▶ [THE REQUEST]
Make an exact copy of the listing below.

--- START OF MATERIALS PROVIDED ---

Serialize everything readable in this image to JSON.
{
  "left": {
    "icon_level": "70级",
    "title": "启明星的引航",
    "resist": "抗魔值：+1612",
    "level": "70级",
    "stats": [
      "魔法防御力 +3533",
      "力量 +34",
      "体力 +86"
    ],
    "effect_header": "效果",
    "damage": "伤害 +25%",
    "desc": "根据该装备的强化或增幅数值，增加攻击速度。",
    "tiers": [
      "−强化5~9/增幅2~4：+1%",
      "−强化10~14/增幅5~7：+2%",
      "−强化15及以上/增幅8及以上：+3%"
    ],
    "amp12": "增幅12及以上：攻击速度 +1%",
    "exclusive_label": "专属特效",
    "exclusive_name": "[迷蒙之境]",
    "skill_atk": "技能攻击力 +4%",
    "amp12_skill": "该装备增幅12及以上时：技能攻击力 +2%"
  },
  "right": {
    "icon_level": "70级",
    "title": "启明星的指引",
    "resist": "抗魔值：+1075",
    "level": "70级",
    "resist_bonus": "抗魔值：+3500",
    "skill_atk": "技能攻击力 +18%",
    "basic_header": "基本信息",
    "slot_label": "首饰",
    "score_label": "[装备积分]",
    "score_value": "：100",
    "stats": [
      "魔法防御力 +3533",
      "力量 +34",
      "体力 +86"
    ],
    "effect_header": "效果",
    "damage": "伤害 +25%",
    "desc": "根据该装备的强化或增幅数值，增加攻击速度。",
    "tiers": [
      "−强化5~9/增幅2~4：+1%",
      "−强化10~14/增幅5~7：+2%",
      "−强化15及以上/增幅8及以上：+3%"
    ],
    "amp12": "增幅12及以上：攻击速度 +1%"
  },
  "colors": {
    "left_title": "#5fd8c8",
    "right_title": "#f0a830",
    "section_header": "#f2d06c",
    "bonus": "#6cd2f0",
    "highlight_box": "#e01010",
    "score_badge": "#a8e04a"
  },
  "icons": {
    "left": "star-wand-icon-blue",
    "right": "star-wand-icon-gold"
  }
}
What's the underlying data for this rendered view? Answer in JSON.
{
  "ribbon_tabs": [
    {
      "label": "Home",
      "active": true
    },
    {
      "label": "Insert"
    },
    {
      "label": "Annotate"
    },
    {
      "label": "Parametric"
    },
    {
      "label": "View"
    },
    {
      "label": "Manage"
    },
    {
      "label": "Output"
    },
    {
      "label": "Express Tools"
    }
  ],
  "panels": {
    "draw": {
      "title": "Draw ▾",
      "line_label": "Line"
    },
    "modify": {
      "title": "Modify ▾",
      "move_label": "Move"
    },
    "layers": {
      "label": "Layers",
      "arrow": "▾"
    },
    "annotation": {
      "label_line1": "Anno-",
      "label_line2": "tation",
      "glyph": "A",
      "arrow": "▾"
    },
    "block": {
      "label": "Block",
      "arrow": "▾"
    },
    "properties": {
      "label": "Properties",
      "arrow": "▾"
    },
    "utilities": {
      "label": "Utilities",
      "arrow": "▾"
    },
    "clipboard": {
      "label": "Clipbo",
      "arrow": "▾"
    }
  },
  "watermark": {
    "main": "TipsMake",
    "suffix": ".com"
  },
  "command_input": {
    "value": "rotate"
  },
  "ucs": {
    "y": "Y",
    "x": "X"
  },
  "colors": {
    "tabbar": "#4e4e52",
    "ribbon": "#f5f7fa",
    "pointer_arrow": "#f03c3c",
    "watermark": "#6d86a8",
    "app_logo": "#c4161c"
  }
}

--- END OF MATERIALS PROVIDED ---

▶ [ANSWER TO THE EXERCISE]
Serialize everything readable in this image to JSON.
{
  "left": {
    "icon_level": "70级",
    "title": "启明星的引航",
    "resist": "抗魔值：+1612",
    "level": "70级",
    "stats": [
      "魔法防御力 +3533",
      "力量 +34",
      "体力 +86"
    ],
    "effect_header": "效果",
    "damage": "伤害 +25%",
    "desc": "根据该装备的强化或增幅数值，增加攻击速度。",
    "tiers": [
      "−强化5~9/增幅2~4：+1%",
      "−强化10~14/增幅5~7：+2%",
      "−强化15及以上/增幅8及以上：+3%"
    ],
    "amp12": "增幅12及以上：攻击速度 +1%",
    "exclusive_label": "专属特效",
    "exclusive_name": "[迷蒙之境]",
    "skill_atk": "技能攻击力 +4%",
    "amp12_skill": "该装备增幅12及以上时：技能攻击力 +2%"
  },
  "right": {
    "icon_level": "70级",
    "title": "启明星的指引",
    "resist": "抗魔值：+1075",
    "level": "70级",
    "resist_bonus": "抗魔值：+3500",
    "skill_atk": "技能攻击力 +18%",
    "basic_header": "基本信息",
    "slot_label": "首饰",
    "score_label": "[装备积分]",
    "score_value": "：100",
    "stats": [
      "魔法防御力 +3533",
      "力量 +34",
      "体力 +86"
    ],
    "effect_header": "效果",
    "damage": "伤害 +25%",
    "desc": "根据该装备的强化或增幅数值，增加攻击速度。",
    "tiers": [
      "−强化5~9/增幅2~4：+1%",
      "−强化10~14/增幅5~7：+2%",
      "−强化15及以上/增幅8及以上：+3%"
    ],
    "amp12": "增幅12及以上：攻击速度 +1%"
  },
  "colors": {
    "left_title": "#5fd8c8",
    "right_title": "#f0a830",
    "section_header": "#f2d06c",
    "bonus": "#6cd2f0",
    "highlight_box": "#e01010",
    "score_badge": "#a8e04a"
  },
  "icons": {
    "left": "star-wand-icon-blue",
    "right": "star-wand-icon-gold"
  }
}
What's the underlying data for this rendered view? Answer in JSON.
{
  "ribbon_tabs": [
    {
      "label": "Home",
      "active": true
    },
    {
      "label": "Insert"
    },
    {
      "label": "Annotate"
    },
    {
      "label": "Parametric"
    },
    {
      "label": "View"
    },
    {
      "label": "Manage"
    },
    {
      "label": "Output"
    },
    {
      "label": "Express Tools"
    }
  ],
  "panels": {
    "draw": {
      "title": "Draw ▾",
      "line_label": "Line"
    },
    "modify": {
      "title": "Modify ▾",
      "move_label": "Move"
    },
    "layers": {
      "label": "Layers",
      "arrow": "▾"
    },
    "annotation": {
      "label_line1": "Anno-",
      "label_line2": "tation",
      "glyph": "A",
      "arrow": "▾"
    },
    "block": {
      "label": "Block",
      "arrow": "▾"
    },
    "properties": {
      "label": "Properties",
      "arrow": "▾"
    },
    "utilities": {
      "label": "Utilities",
      "arrow": "▾"
    },
    "clipboard": {
      "label": "Clipbo",
      "arrow": "▾"
    }
  },
  "watermark": {
    "main": "TipsMake",
    "suffix": ".com"
  },
  "command_input": {
    "value": "rotate"
  },
  "ucs": {
    "y": "Y",
    "x": "X"
  },
  "colors": {
    "tabbar": "#4e4e52",
    "ribbon": "#f5f7fa",
    "pointer_arrow": "#f03c3c",
    "watermark": "#6d86a8",
    "app_logo": "#c4161c"
  }
}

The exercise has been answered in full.